▶ [Entries provided]:
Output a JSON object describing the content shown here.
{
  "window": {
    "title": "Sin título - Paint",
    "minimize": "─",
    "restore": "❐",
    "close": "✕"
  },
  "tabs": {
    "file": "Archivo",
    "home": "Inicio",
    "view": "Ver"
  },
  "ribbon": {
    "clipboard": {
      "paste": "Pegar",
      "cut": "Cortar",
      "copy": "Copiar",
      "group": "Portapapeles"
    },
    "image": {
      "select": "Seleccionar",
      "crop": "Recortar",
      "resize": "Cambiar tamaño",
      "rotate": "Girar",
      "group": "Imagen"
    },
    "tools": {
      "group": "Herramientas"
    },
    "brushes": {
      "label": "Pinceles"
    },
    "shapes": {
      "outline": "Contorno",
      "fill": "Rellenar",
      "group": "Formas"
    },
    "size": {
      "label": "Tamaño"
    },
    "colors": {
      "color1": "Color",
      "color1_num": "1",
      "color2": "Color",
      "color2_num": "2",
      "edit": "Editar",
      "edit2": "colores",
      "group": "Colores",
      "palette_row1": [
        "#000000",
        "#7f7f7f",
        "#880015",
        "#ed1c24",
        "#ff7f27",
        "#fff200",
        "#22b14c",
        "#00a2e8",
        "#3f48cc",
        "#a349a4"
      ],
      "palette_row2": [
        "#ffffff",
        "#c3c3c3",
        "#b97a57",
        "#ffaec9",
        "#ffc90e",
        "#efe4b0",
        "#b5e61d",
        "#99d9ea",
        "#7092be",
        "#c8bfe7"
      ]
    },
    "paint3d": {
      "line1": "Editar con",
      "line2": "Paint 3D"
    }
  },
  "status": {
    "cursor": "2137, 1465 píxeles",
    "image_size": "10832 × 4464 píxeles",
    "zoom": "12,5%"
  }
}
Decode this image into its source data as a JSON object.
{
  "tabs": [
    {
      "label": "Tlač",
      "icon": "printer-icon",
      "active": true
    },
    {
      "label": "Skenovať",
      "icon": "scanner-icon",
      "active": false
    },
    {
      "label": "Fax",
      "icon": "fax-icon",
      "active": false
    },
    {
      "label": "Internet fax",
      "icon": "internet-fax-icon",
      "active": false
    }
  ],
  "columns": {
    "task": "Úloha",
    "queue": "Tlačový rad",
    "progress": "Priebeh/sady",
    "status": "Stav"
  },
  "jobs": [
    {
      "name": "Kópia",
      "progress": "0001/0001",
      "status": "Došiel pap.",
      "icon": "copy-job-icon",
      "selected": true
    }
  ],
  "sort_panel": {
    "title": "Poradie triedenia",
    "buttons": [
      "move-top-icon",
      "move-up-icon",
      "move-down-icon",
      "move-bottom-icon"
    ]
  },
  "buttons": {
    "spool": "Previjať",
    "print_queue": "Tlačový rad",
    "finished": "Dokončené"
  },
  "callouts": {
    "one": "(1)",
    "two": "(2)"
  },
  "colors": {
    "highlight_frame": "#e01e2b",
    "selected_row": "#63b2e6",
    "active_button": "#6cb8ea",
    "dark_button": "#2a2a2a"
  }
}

▶ [Prompt]: Recopy the whole listing exactly.

▶ [Written reply]:
Output a JSON object describing the content shown here.
{
  "window": {
    "title": "Sin título - Paint",
    "minimize": "─",
    "restore": "❐",
    "close": "✕"
  },
  "tabs": {
    "file": "Archivo",
    "home": "Inicio",
    "view": "Ver"
  },
  "ribbon": {
    "clipboard": {
      "paste": "Pegar",
      "cut": "Cortar",
      "copy": "Copiar",
      "group": "Portapapeles"
    },
    "image": {
      "select": "Seleccionar",
      "crop": "Recortar",
      "resize": "Cambiar tamaño",
      "rotate": "Girar",
      "group": "Imagen"
    },
    "tools": {
      "group": "Herramientas"
    },
    "brushes": {
      "label": "Pinceles"
    },
    "shapes": {
      "outline": "Contorno",
      "fill": "Rellenar",
      "group": "Formas"
    },
    "size": {
      "label": "Tamaño"
    },
    "colors": {
      "color1": "Color",
      "color1_num": "1",
      "color2": "Color",
      "color2_num": "2",
      "edit": "Editar",
      "edit2": "colores",
      "group": "Colores",
      "palette_row1": [
        "#000000",
        "#7f7f7f",
        "#880015",
        "#ed1c24",
        "#ff7f27",
        "#fff200",
        "#22b14c",
        "#00a2e8",
        "#3f48cc",
        "#a349a4"
      ],
      "palette_row2": [
        "#ffffff",
        "#c3c3c3",
        "#b97a57",
        "#ffaec9",
        "#ffc90e",
        "#efe4b0",
        "#b5e61d",
        "#99d9ea",
        "#7092be",
        "#c8bfe7"
      ]
    },
    "paint3d": {
      "line1": "Editar con",
      "line2": "Paint 3D"
    }
  },
  "status": {
    "cursor": "2137, 1465 píxeles",
    "image_size": "10832 × 4464 píxeles",
    "zoom": "12,5%"
  }
}
Decode this image into its source data as a JSON object.
{
  "tabs": [
    {
      "label": "Tlač",
      "icon": "printer-icon",
      "active": true
    },
    {
      "label": "Skenovať",
      "icon": "scanner-icon",
      "active": false
    },
    {
      "label": "Fax",
      "icon": "fax-icon",
      "active": false
    },
    {
      "label": "Internet fax",
      "icon": "internet-fax-icon",
      "active": false
    }
  ],
  "columns": {
    "task": "Úloha",
    "queue": "Tlačový rad",
    "progress": "Priebeh/sady",
    "status": "Stav"
  },
  "jobs": [
    {
      "name": "Kópia",
      "progress": "0001/0001",
      "status": "Došiel pap.",
      "icon": "copy-job-icon",
      "selected": true
    }
  ],
  "sort_panel": {
    "title": "Poradie triedenia",
    "buttons": [
      "move-top-icon",
      "move-up-icon",
      "move-down-icon",
      "move-bottom-icon"
    ]
  },
  "buttons": {
    "spool": "Previjať",
    "print_queue": "Tlačový rad",
    "finished": "Dokončené"
  },
  "callouts": {
    "one": "(1)",
    "two": "(2)"
  },
  "colors": {
    "highlight_frame": "#e01e2b",
    "selected_row": "#63b2e6",
    "active_button": "#6cb8ea",
    "dark_button": "#2a2a2a"
  }
}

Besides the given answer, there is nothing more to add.